● **Objectif de l'exercice**: Reproduisez en entier, sans rien modifier, le passage sur ce qui distingue l'homme de l'animal.

Où trouverons-nous donc ces faits jusqu’ici sans précédens, ce quelque chose complètement étranger à l’animal, appartenant exclusivement à l’homme, et motivant ainsi pour lui seul l’établissement d’un règne à part? Pour résoudre cette difficulté, faisons comme les naturalistes : rendons-nous compte de tous les caractères de l’être qu’il s’agit de déterminer. Nous ne nous sommes encore occupé que des caractères organiques et intellectuels; il nous reste à parler des caractères moraux. Ici apparaissent tout de suite deux faits fondamentaux dont rien encore n’avait pu nous donner une idée.

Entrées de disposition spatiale
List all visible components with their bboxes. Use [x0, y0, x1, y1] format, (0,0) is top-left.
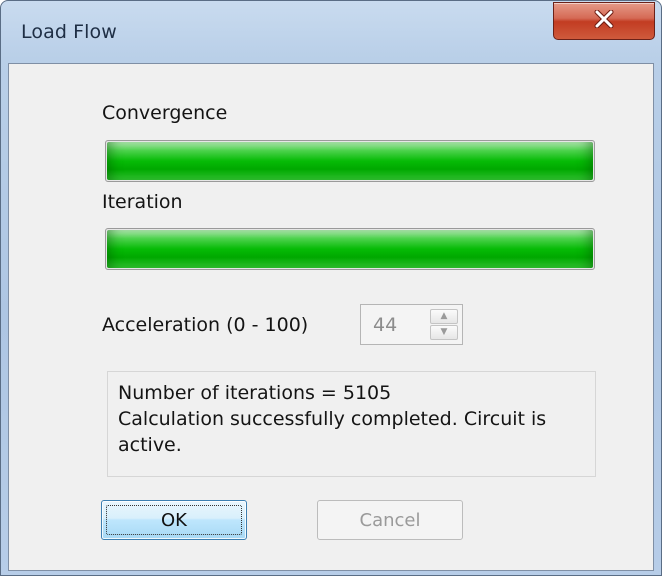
ok-button[interactable]: OK: [101, 500, 247, 540]
convergence-progress-bar: [105, 140, 595, 182]
iterations-count-text: Number of iterations = 5105: [118, 382, 392, 404]
load-flow-dialog: Load Flow Convergence Iteration Accelera…: [0, 0, 662, 576]
convergence-label: Convergence: [102, 102, 228, 124]
arrow-up-icon: ▲: [440, 311, 448, 321]
spin-down-button[interactable]: ▼: [430, 325, 458, 340]
convergence-progress-fill: [107, 142, 593, 180]
focus-rectangle: [106, 505, 242, 535]
status-message-box: Number of iterations = 5105 Calculation …: [107, 371, 596, 477]
cancel-button-label: Cancel: [359, 509, 421, 531]
acceleration-label: Acceleration (0 - 100): [102, 314, 309, 336]
close-button[interactable]: [553, 2, 655, 40]
arrow-down-icon: ▼: [440, 327, 448, 337]
iteration-progress-bar: [105, 228, 595, 270]
cancel-button[interactable]: Cancel: [317, 500, 463, 540]
acceleration-spinbox[interactable]: 44 ▲ ▼: [360, 304, 463, 345]
iteration-label: Iteration: [102, 191, 183, 213]
title-bar[interactable]: Load Flow: [1, 1, 661, 63]
close-icon: [593, 9, 615, 32]
window-title: Load Flow: [21, 21, 117, 43]
spin-up-button[interactable]: ▲: [430, 309, 458, 324]
dialog-body: Convergence Iteration Acceleration (0 - …: [8, 63, 654, 571]
iteration-progress-fill: [107, 230, 593, 268]
acceleration-input[interactable]: 44: [373, 314, 397, 336]
calculation-result-text: Calculation successfully completed. Circ…: [118, 408, 547, 456]
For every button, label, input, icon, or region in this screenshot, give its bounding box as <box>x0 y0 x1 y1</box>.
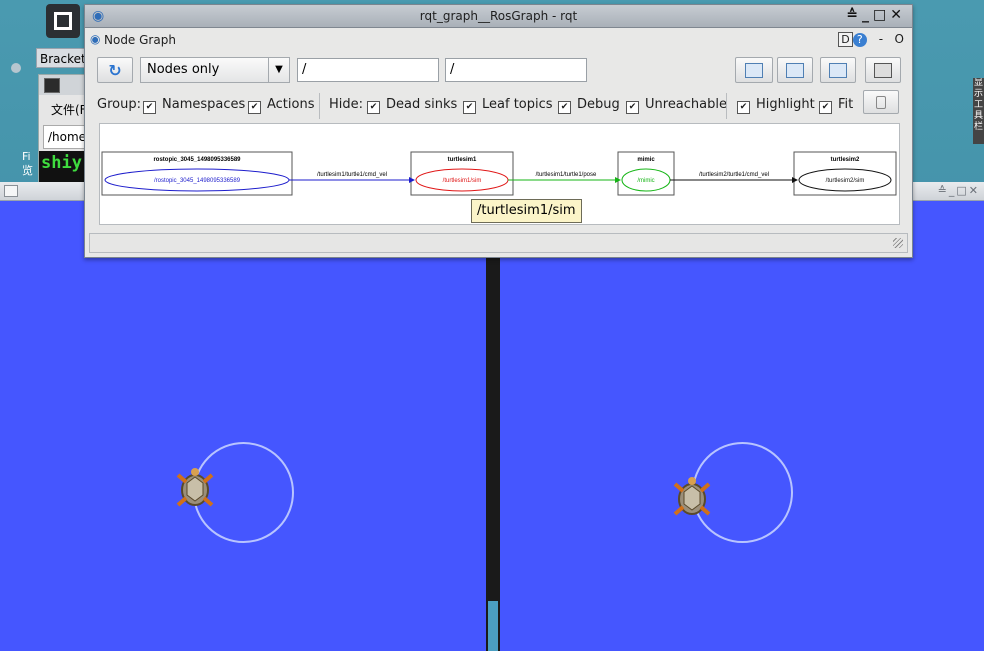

● **Réponse au problème**:
Où trouverons-nous donc ces faits jusqu’ici sans précédens, ce quelque chose complètement étranger à l’animal, appartenant exclusivement à l’homme, et motivant ainsi pour lui seul l’établissement d’un règne à part? Pour résoudre cette difficulté, faisons comme les naturalistes : rendons-nous compte de tous les caractères de l’être qu’il s’agit de déterminer. Nous ne nous sommes encore occupé que des caractères organiques et intellectuels; il nous reste à parler des caractères moraux. Ici apparaissent tout de suite deux faits fondamentaux dont rien encore n’avait pu nous donner une idée.